SHORT EXERCISE → Copy all lines of the listing that include the string "right".

PROVIDED DATA →
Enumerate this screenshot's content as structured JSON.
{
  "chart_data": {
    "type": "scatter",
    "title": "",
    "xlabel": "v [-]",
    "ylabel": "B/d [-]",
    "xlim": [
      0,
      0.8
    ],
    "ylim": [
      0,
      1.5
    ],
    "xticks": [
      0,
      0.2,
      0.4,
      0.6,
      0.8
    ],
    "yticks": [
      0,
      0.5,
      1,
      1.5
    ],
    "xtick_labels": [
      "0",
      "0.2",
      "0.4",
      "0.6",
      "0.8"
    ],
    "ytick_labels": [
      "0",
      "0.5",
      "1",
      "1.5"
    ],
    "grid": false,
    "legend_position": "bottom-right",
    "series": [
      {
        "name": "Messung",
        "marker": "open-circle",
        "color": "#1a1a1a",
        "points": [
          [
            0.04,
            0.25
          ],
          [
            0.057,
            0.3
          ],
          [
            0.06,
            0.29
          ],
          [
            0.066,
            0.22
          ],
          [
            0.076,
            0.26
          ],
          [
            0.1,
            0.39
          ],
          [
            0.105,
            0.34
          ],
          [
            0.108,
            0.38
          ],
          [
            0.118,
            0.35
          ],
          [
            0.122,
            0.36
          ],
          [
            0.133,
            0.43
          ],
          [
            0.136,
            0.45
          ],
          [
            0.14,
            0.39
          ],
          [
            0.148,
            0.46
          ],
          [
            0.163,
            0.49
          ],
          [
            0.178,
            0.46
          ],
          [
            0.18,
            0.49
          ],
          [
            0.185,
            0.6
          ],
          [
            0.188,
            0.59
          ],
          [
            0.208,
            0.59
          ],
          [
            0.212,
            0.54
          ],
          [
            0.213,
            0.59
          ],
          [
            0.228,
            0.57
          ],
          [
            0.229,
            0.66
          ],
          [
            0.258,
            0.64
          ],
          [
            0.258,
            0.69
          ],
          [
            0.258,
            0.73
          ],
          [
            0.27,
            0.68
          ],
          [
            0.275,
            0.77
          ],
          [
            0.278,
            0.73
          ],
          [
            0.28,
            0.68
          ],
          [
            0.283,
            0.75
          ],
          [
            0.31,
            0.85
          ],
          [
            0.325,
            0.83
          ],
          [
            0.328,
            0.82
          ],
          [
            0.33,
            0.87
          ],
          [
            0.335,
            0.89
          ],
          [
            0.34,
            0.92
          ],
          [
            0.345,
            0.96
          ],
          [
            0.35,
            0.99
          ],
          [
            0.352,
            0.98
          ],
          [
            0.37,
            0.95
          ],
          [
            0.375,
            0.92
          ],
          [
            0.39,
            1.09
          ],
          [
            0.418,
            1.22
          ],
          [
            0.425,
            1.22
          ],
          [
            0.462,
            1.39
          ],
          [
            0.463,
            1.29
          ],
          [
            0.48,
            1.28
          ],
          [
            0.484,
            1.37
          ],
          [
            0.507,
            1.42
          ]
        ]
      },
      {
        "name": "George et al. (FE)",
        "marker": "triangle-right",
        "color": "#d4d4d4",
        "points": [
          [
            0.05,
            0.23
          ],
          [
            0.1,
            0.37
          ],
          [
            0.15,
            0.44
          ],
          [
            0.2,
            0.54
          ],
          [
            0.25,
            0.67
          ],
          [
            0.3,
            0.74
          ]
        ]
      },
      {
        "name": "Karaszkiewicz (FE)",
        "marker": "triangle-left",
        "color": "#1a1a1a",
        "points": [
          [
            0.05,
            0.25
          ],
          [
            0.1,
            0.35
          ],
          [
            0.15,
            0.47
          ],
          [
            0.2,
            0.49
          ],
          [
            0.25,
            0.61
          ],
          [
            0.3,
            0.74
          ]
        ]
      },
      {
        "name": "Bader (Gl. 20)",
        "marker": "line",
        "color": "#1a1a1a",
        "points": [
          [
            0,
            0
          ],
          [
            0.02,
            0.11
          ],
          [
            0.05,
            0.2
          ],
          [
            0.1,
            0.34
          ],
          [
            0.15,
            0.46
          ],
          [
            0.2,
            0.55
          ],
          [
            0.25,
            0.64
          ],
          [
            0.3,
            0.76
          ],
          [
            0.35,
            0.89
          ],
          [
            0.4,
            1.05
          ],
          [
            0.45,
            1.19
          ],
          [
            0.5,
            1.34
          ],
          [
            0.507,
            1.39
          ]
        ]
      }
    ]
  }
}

TASK RESULT →
    "legend_position": "bottom-right",
        "marker": "triangle-right",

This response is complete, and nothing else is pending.